Write out exactly the lines from the one with "What data populates" through the last line. Pictures stay out.
***
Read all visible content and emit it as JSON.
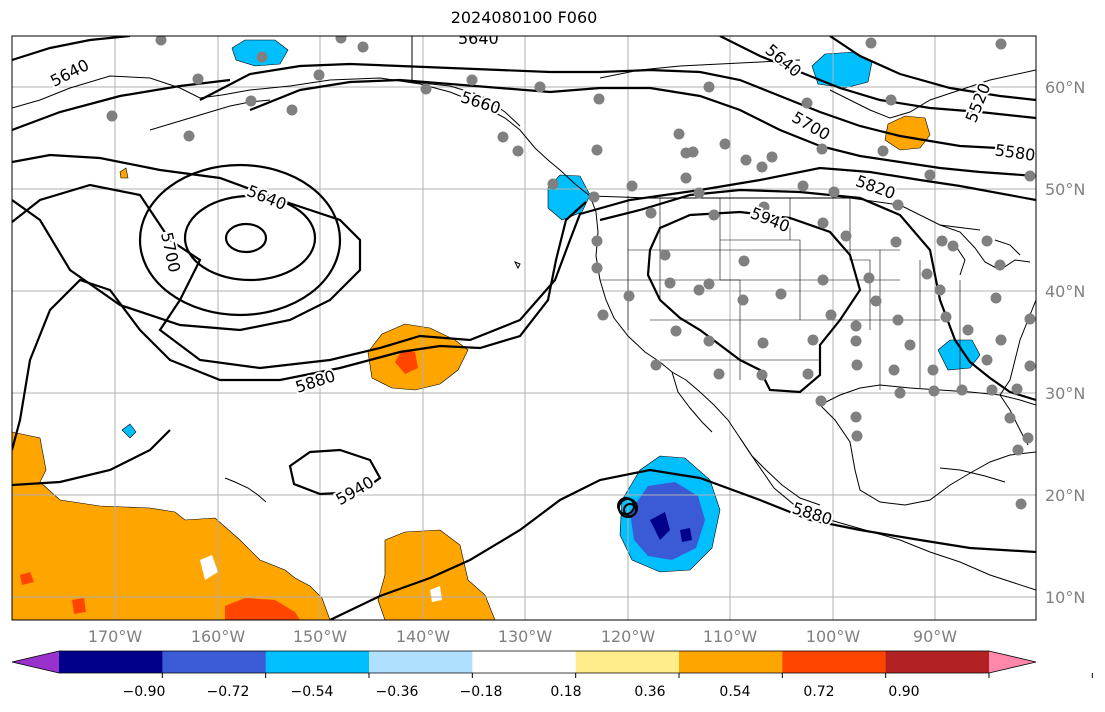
{
  "title": "2024080100 F060",
  "map": {
    "projection": "plate-carree",
    "lon_range": [
      -180,
      -80
    ],
    "lat_range": [
      8,
      65
    ],
    "grid": true,
    "coastlines": true,
    "state_borders": true
  },
  "lat_labels": [
    "60°N",
    "50°N",
    "40°N",
    "30°N",
    "20°N",
    "10°N"
  ],
  "lon_labels": [
    "170°W",
    "160°W",
    "150°W",
    "140°W",
    "130°W",
    "120°W",
    "110°W",
    "100°W",
    "90°W"
  ],
  "contour_labels": [
    "5640",
    "5640",
    "5640",
    "5640",
    "5700",
    "5700",
    "5520",
    "5580",
    "5820",
    "5940",
    "5880",
    "5940",
    "5880",
    "5660"
  ],
  "colorbar": {
    "colors": [
      "#9932cc",
      "#00008b",
      "#3b5bd6",
      "#00bfff",
      "#b0e0ff",
      "#ffffff",
      "#ffec8b",
      "#ffa500",
      "#ff4500",
      "#b22222",
      "#ff88aa"
    ],
    "ticks": [
      "−0.90",
      "−0.72",
      "−0.54",
      "−0.36",
      "−0.18",
      "0.18",
      "0.36",
      "0.54",
      "0.72",
      "0.90"
    ],
    "extend": "both"
  },
  "station_color": "#808080"
}
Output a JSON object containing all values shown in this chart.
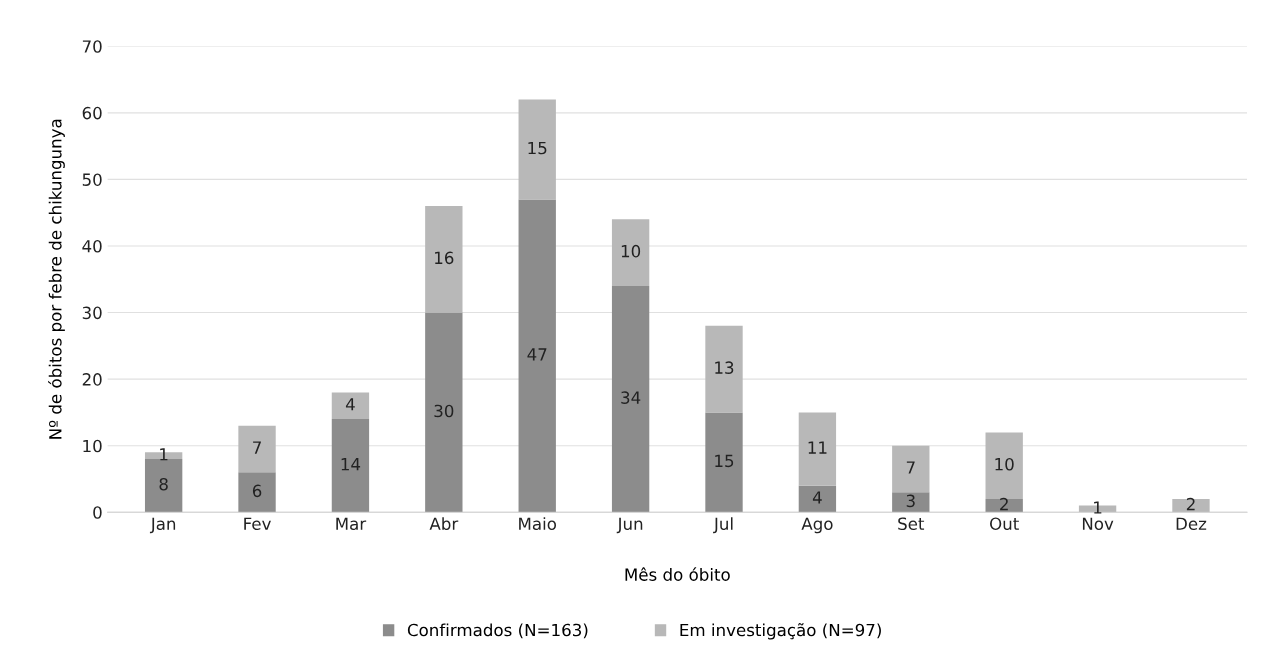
{
  "chart_data": {
    "type": "bar",
    "stacked": true,
    "xlabel": "Mês do óbito",
    "ylabel": "Nº de óbitos por febre de chikungunya",
    "categories": [
      "Jan",
      "Fev",
      "Mar",
      "Abr",
      "Maio",
      "Jun",
      "Jul",
      "Ago",
      "Set",
      "Out",
      "Nov",
      "Dez"
    ],
    "series": [
      {
        "name": "Confirmados (N=163)",
        "color": "#8c8c8c",
        "values": [
          8,
          6,
          14,
          30,
          47,
          34,
          15,
          4,
          3,
          2,
          0,
          0
        ],
        "value_labels": [
          "8",
          "6",
          "14",
          "30",
          "47",
          "34",
          "15",
          "4",
          "3",
          "2",
          null,
          null
        ]
      },
      {
        "name": "Em investigação (N=97)",
        "color": "#b8b8b8",
        "values": [
          1,
          7,
          4,
          16,
          15,
          10,
          13,
          11,
          7,
          10,
          1,
          2
        ],
        "value_labels": [
          "1",
          "7",
          "4",
          "16",
          "15",
          "10",
          "13",
          "11",
          "7",
          "10",
          "1",
          "2"
        ]
      }
    ],
    "ylim": [
      0,
      70
    ],
    "yticks": [
      0,
      10,
      20,
      30,
      40,
      50,
      60,
      70
    ],
    "grid": "y",
    "legend": "bottom"
  }
}
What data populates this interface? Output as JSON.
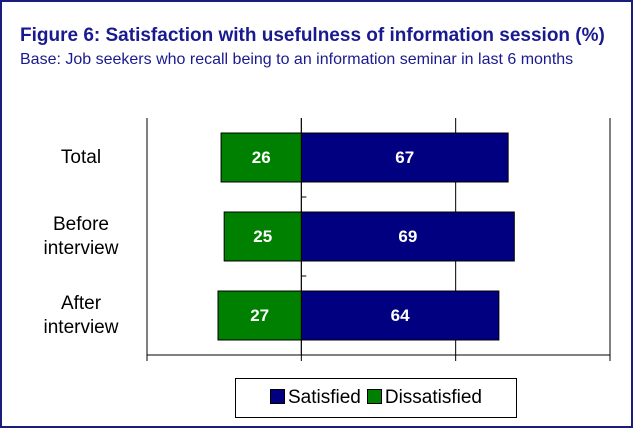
{
  "chart_data": {
    "type": "bar",
    "orientation": "horizontal",
    "stacking": "diverging",
    "title": "Figure 6: Satisfaction with usefulness of information session (%)",
    "subtitle": "Base: Job seekers who recall being to an information seminar in last 6 months",
    "categories": [
      "Total",
      "Before interview",
      "After interview"
    ],
    "series": [
      {
        "name": "Satisfied",
        "color": "#000080",
        "values": [
          67,
          69,
          64
        ]
      },
      {
        "name": "Dissatisfied",
        "color": "#008000",
        "values": [
          26,
          25,
          27
        ]
      }
    ],
    "xlim": [
      -50,
      100
    ],
    "xticks": [
      -50,
      0,
      50,
      100
    ],
    "grid": true
  }
}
***
Reply to the task >>
What data populates this interface? Output as JSON.
{
  "chart_data": {
    "type": "bar",
    "orientation": "horizontal",
    "stacking": "diverging",
    "title": "Figure 6: Satisfaction with usefulness of information session (%)",
    "subtitle": "Base: Job seekers who recall being to an information seminar in last 6 months",
    "categories": [
      "Total",
      "Before interview",
      "After interview"
    ],
    "series": [
      {
        "name": "Satisfied",
        "color": "#000080",
        "values": [
          67,
          69,
          64
        ]
      },
      {
        "name": "Dissatisfied",
        "color": "#008000",
        "values": [
          26,
          25,
          27
        ]
      }
    ],
    "xlim": [
      -50,
      100
    ],
    "xticks": [
      -50,
      0,
      50,
      100
    ],
    "grid": true
  }
}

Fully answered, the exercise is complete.